STATED TASK: Compile every line that includes the word "into".

RECORDS SHOWN:

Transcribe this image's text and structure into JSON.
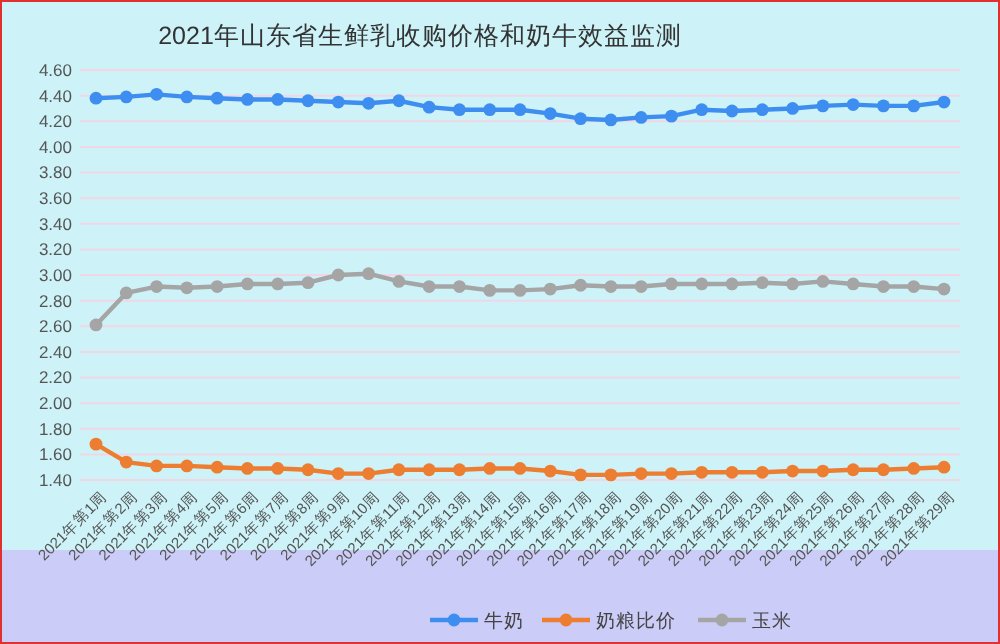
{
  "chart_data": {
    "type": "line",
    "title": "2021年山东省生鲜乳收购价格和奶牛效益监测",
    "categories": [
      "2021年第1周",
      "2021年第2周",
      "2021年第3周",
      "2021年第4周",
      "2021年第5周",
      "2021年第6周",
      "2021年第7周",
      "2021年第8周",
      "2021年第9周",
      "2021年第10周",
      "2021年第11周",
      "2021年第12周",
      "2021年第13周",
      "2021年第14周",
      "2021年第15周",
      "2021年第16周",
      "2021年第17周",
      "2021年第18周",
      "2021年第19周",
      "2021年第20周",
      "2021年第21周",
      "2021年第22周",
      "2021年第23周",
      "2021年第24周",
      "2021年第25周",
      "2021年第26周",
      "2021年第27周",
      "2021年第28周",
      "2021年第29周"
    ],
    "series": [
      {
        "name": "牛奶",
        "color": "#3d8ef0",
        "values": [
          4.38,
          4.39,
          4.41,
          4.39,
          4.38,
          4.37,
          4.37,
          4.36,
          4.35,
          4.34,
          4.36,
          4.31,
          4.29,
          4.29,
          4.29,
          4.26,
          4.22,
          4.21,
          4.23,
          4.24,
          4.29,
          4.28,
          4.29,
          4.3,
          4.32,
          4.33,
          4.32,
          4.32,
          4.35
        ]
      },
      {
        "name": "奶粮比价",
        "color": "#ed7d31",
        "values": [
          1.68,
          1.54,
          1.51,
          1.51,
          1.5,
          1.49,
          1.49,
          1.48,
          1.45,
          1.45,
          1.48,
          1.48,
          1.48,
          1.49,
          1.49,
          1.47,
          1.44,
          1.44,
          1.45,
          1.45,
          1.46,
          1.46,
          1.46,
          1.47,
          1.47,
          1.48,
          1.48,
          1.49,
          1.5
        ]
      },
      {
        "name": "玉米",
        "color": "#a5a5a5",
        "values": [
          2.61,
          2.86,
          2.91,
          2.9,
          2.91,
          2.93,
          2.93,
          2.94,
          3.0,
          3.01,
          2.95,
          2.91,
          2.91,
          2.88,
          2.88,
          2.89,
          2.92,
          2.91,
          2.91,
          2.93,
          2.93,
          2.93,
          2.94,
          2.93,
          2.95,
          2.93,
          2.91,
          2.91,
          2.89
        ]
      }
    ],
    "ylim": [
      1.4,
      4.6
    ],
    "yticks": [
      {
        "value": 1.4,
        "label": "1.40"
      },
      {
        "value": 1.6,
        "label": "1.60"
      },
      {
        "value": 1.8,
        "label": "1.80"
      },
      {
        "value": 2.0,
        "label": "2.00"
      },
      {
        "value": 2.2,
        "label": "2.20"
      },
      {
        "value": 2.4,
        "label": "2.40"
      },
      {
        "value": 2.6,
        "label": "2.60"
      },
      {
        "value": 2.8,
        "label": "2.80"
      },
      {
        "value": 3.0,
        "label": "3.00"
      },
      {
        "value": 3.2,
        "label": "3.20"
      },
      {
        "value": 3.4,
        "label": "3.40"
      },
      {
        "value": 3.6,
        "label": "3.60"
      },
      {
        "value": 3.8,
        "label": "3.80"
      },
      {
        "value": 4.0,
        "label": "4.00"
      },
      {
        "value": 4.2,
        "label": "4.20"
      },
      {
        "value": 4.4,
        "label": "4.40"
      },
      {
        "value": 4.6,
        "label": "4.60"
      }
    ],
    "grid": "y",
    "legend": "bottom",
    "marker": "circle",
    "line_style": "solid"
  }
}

--

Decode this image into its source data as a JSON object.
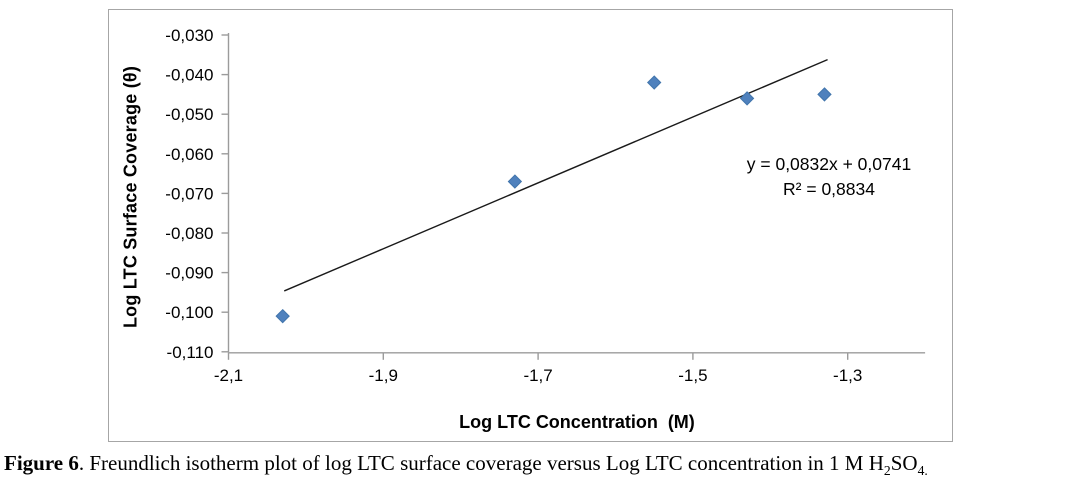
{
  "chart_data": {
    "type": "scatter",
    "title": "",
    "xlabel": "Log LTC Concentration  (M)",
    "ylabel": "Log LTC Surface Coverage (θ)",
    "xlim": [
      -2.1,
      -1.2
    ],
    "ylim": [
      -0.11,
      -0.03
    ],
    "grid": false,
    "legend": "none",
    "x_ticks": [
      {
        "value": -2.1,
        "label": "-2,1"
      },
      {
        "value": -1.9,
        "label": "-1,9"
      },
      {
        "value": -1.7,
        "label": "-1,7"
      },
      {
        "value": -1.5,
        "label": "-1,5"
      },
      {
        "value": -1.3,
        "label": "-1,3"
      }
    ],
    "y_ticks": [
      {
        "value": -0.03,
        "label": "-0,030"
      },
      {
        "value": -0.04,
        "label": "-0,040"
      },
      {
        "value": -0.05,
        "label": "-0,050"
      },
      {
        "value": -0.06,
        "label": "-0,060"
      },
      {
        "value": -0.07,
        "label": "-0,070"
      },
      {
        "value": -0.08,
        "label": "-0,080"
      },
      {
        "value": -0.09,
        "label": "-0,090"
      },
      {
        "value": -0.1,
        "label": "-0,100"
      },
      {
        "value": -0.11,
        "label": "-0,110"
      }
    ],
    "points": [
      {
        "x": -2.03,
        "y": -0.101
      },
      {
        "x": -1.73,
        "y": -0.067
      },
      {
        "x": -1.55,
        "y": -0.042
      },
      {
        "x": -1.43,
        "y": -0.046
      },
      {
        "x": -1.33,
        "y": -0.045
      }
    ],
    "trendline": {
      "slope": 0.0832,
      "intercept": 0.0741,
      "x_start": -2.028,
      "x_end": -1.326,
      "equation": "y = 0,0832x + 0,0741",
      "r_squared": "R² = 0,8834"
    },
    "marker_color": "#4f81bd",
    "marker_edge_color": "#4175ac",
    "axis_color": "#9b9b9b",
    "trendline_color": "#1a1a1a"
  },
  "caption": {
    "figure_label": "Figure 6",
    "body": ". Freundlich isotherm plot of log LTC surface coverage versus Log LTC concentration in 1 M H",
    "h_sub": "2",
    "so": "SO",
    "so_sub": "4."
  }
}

REPLY:
Transcribe this image's text and structure into JSON.
Decode this image into its source data as a JSON object.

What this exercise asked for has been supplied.